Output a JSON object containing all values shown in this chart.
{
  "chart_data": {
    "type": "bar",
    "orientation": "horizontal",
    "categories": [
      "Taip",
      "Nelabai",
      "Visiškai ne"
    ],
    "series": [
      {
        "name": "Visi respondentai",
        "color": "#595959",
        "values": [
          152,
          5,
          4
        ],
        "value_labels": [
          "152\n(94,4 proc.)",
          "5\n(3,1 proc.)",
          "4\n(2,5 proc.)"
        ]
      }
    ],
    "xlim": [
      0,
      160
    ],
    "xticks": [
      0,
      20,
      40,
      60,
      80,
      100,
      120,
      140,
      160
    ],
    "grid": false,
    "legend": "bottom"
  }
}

What is being asked
Return all of the above records exactly, leaving no line out.

Solution to the problem
Output a JSON object containing all values shown in this chart.
{
  "chart_data": {
    "type": "bar",
    "orientation": "horizontal",
    "categories": [
      "Taip",
      "Nelabai",
      "Visiškai ne"
    ],
    "series": [
      {
        "name": "Visi respondentai",
        "color": "#595959",
        "values": [
          152,
          5,
          4
        ],
        "value_labels": [
          "152\n(94,4 proc.)",
          "5\n(3,1 proc.)",
          "4\n(2,5 proc.)"
        ]
      }
    ],
    "xlim": [
      0,
      160
    ],
    "xticks": [
      0,
      20,
      40,
      60,
      80,
      100,
      120,
      140,
      160
    ],
    "grid": false,
    "legend": "bottom"
  }
}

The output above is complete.